'''

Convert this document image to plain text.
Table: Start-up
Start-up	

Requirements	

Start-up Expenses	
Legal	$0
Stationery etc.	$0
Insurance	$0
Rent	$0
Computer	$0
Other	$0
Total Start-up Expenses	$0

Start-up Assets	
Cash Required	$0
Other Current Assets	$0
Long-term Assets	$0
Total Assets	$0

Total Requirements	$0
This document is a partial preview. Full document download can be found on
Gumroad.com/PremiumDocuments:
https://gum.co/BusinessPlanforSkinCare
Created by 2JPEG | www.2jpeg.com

'''

### WORK TO COMPLETE
Please output the entire listing exactly as it stands.

### RESULT
Convert this document image to plain text.
Table: Start-up
Start-up	

Requirements	

Start-up Expenses	
Legal	$0
Stationery etc.	$0
Insurance	$0
Rent	$0
Computer	$0
Other	$0
Total Start-up Expenses	$0

Start-up Assets	
Cash Required	$0
Other Current Assets	$0
Long-term Assets	$0
Total Assets	$0

Total Requirements	$0
This document is a partial preview. Full document download can be found on
Gumroad.com/PremiumDocuments:
https://gum.co/BusinessPlanforSkinCare
Created by 2JPEG | www.2jpeg.com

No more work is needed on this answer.